[Dataset entries]
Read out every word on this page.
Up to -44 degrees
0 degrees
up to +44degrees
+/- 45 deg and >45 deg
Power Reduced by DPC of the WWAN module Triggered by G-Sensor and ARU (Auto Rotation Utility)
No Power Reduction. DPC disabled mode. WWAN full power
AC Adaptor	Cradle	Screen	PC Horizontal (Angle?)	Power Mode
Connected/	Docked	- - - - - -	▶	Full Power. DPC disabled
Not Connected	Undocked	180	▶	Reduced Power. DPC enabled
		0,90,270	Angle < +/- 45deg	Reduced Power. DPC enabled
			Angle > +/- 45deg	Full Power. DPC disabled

→ **Challenge**
Set down the listing above in full, please, exactly as it appears.

→ **Response below**
Read out every word on this page.
Up to -44 degrees
0 degrees
up to +44degrees
+/- 45 deg and >45 deg
Power Reduced by DPC of the WWAN module Triggered by G-Sensor and ARU (Auto Rotation Utility)
No Power Reduction. DPC disabled mode. WWAN full power
AC Adaptor	Cradle	Screen	PC Horizontal (Angle?)	Power Mode
Connected/	Docked	- - - - - -	▶	Full Power. DPC disabled
Not Connected	Undocked	180	▶	Reduced Power. DPC enabled
		0,90,270	Angle < +/- 45deg	Reduced Power. DPC enabled
			Angle > +/- 45deg	Full Power. DPC disabled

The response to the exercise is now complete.